— begin —

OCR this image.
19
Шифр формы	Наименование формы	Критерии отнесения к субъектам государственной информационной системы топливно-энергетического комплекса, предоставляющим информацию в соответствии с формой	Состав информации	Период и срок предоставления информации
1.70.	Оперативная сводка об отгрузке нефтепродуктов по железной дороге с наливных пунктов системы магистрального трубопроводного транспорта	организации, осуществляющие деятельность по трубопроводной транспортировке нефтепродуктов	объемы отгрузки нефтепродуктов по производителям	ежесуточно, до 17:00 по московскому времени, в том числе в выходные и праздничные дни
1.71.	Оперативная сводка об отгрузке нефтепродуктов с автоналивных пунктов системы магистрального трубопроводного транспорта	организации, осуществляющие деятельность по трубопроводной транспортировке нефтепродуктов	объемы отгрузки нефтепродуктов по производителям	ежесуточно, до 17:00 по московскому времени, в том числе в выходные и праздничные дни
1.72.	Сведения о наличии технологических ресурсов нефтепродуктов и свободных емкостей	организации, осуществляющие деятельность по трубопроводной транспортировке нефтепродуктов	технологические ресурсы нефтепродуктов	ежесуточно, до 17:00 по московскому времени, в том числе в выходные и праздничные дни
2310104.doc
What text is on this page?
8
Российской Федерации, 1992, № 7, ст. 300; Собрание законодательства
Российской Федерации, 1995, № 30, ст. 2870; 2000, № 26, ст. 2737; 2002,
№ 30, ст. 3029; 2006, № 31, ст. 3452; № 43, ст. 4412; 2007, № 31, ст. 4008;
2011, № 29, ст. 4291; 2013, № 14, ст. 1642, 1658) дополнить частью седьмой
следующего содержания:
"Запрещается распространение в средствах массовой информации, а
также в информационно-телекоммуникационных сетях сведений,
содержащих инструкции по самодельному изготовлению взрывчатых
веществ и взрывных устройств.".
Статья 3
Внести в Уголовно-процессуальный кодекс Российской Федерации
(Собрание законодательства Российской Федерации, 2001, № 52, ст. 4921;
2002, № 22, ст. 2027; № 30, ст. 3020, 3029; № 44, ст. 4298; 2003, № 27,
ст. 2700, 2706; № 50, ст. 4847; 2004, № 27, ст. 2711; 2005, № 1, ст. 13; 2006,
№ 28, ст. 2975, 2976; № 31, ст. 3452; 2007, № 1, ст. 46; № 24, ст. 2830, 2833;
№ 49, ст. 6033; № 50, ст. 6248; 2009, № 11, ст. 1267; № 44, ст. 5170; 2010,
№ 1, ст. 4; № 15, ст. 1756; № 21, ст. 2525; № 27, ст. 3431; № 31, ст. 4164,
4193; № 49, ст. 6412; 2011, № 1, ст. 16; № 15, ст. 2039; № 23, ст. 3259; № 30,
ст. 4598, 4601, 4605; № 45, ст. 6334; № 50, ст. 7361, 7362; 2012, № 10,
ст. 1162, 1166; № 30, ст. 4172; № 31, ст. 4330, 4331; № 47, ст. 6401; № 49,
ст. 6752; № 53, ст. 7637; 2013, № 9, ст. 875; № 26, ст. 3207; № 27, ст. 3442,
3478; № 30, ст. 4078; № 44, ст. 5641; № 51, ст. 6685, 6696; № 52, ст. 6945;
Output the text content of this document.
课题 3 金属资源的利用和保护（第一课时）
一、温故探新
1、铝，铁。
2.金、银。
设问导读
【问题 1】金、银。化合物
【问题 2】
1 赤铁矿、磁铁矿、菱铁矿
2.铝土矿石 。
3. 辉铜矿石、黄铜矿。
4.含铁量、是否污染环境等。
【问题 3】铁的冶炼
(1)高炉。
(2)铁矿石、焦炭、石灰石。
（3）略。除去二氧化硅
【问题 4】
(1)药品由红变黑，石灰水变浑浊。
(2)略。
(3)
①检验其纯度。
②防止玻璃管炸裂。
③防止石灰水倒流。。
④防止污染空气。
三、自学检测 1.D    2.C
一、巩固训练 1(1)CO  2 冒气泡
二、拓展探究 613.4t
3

— end —

▶ **Work to be completed**: Return the listing above in full, character for character.

▶ **Result for this exercise**:
OCR this image.
19
Шифр формы	Наименование формы	Критерии отнесения к субъектам государственной информационной системы топливно-энергетического комплекса, предоставляющим информацию в соответствии с формой	Состав информации	Период и срок предоставления информации
1.70.	Оперативная сводка об отгрузке нефтепродуктов по железной дороге с наливных пунктов системы магистрального трубопроводного транспорта	организации, осуществляющие деятельность по трубопроводной транспортировке нефтепродуктов	объемы отгрузки нефтепродуктов по производителям	ежесуточно, до 17:00 по московскому времени, в том числе в выходные и праздничные дни
1.71.	Оперативная сводка об отгрузке нефтепродуктов с автоналивных пунктов системы магистрального трубопроводного транспорта	организации, осуществляющие деятельность по трубопроводной транспортировке нефтепродуктов	объемы отгрузки нефтепродуктов по производителям	ежесуточно, до 17:00 по московскому времени, в том числе в выходные и праздничные дни
1.72.	Сведения о наличии технологических ресурсов нефтепродуктов и свободных емкостей	организации, осуществляющие деятельность по трубопроводной транспортировке нефтепродуктов	технологические ресурсы нефтепродуктов	ежесуточно, до 17:00 по московскому времени, в том числе в выходные и праздничные дни
2310104.doc
What text is on this page?
8
Российской Федерации, 1992, № 7, ст. 300; Собрание законодательства
Российской Федерации, 1995, № 30, ст. 2870; 2000, № 26, ст. 2737; 2002,
№ 30, ст. 3029; 2006, № 31, ст. 3452; № 43, ст. 4412; 2007, № 31, ст. 4008;
2011, № 29, ст. 4291; 2013, № 14, ст. 1642, 1658) дополнить частью седьмой
следующего содержания:
"Запрещается распространение в средствах массовой информации, а
также в информационно-телекоммуникационных сетях сведений,
содержащих инструкции по самодельному изготовлению взрывчатых
веществ и взрывных устройств.".
Статья 3
Внести в Уголовно-процессуальный кодекс Российской Федерации
(Собрание законодательства Российской Федерации, 2001, № 52, ст. 4921;
2002, № 22, ст. 2027; № 30, ст. 3020, 3029; № 44, ст. 4298; 2003, № 27,
ст. 2700, 2706; № 50, ст. 4847; 2004, № 27, ст. 2711; 2005, № 1, ст. 13; 2006,
№ 28, ст. 2975, 2976; № 31, ст. 3452; 2007, № 1, ст. 46; № 24, ст. 2830, 2833;
№ 49, ст. 6033; № 50, ст. 6248; 2009, № 11, ст. 1267; № 44, ст. 5170; 2010,
№ 1, ст. 4; № 15, ст. 1756; № 21, ст. 2525; № 27, ст. 3431; № 31, ст. 4164,
4193; № 49, ст. 6412; 2011, № 1, ст. 16; № 15, ст. 2039; № 23, ст. 3259; № 30,
ст. 4598, 4601, 4605; № 45, ст. 6334; № 50, ст. 7361, 7362; 2012, № 10,
ст. 1162, 1166; № 30, ст. 4172; № 31, ст. 4330, 4331; № 47, ст. 6401; № 49,
ст. 6752; № 53, ст. 7637; 2013, № 9, ст. 875; № 26, ст. 3207; № 27, ст. 3442,
3478; № 30, ст. 4078; № 44, ст. 5641; № 51, ст. 6685, 6696; № 52, ст. 6945;
Output the text content of this document.
课题 3 金属资源的利用和保护（第一课时）
一、温故探新
1、铝，铁。
2.金、银。
设问导读
【问题 1】金、银。化合物
【问题 2】
1 赤铁矿、磁铁矿、菱铁矿
2.铝土矿石 。
3. 辉铜矿石、黄铜矿。
4.含铁量、是否污染环境等。
【问题 3】铁的冶炼
(1)高炉。
(2)铁矿石、焦炭、石灰石。
（3）略。除去二氧化硅
【问题 4】
(1)药品由红变黑，石灰水变浑浊。
(2)略。
(3)
①检验其纯度。
②防止玻璃管炸裂。
③防止石灰水倒流。。
④防止污染空气。
三、自学检测 1.D    2.C
一、巩固训练 1(1)CO  2 冒气泡
二、拓展探究 613.4t
3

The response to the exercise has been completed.